====== Extracted information

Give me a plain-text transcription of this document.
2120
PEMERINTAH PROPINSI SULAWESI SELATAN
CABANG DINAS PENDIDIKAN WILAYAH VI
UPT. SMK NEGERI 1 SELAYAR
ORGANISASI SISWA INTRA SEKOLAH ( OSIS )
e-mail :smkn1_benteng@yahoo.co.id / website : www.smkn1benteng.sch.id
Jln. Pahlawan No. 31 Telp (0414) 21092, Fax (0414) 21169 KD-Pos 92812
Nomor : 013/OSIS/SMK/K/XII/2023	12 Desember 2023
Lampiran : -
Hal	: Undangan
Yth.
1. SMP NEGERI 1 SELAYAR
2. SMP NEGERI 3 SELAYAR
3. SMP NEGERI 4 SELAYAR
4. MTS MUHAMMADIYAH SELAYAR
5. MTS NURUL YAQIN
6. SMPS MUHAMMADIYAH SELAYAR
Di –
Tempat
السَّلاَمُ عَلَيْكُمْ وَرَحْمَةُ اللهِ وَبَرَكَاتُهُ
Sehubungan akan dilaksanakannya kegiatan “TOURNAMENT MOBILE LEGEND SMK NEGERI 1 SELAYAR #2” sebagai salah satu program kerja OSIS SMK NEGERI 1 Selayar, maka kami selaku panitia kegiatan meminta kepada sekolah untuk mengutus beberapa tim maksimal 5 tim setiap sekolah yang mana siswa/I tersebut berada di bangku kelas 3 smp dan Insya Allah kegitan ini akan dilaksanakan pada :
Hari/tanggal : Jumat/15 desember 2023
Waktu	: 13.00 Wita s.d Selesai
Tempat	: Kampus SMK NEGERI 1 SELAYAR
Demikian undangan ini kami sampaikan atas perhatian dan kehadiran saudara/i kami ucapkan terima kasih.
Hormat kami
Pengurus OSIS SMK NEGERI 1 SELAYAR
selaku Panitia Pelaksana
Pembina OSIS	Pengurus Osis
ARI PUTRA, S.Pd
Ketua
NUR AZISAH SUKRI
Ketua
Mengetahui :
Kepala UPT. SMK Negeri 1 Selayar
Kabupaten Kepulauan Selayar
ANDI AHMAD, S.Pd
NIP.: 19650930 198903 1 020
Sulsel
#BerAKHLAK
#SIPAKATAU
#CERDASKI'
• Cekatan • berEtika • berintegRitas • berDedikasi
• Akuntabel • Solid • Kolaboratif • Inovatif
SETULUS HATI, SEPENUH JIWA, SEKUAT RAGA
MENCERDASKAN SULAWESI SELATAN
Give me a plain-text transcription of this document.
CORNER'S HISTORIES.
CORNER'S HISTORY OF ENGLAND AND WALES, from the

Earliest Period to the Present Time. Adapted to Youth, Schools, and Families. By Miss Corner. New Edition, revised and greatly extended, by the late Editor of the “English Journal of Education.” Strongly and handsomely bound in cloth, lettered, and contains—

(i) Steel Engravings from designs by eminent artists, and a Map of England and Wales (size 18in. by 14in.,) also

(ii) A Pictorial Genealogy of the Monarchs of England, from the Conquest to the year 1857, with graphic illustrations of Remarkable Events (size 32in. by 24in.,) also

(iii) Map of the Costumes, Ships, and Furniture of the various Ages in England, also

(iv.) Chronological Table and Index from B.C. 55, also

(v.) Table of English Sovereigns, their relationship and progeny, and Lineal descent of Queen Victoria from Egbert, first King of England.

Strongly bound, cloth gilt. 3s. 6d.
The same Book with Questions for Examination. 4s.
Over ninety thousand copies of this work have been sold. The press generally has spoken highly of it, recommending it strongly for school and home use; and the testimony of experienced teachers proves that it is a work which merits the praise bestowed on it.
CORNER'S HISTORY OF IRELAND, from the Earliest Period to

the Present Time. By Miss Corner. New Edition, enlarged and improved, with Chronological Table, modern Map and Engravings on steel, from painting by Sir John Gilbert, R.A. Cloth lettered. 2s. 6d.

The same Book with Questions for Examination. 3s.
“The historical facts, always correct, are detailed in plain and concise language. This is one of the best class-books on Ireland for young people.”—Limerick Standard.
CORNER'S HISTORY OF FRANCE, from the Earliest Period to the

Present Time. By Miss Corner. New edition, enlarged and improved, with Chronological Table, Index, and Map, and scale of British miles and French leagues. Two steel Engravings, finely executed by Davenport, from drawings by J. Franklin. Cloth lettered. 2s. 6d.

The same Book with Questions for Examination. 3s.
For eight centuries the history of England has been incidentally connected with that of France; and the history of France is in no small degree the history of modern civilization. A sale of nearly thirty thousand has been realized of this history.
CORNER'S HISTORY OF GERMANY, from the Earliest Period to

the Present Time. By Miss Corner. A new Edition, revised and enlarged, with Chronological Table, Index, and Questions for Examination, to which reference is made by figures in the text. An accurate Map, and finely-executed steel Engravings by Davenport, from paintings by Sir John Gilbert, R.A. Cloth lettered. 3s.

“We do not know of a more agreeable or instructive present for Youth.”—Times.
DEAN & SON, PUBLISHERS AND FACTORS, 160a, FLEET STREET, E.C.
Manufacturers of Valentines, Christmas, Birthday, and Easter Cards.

============

Task description
Copy each line of the data above that holds "English".

Task solution
Earliest Period to the Present Time. Adapted to Youth, Schools, and Families. By Miss Corner. New Edition, revised and greatly extended, by the late Editor of the “English Journal of Education.” Strongly and handsomely bound in cloth, lettered, and contains—
(v.) Table of English Sovereigns, their relationship and progeny, and Lineal descent of Queen Victoria from Egbert, first King of England.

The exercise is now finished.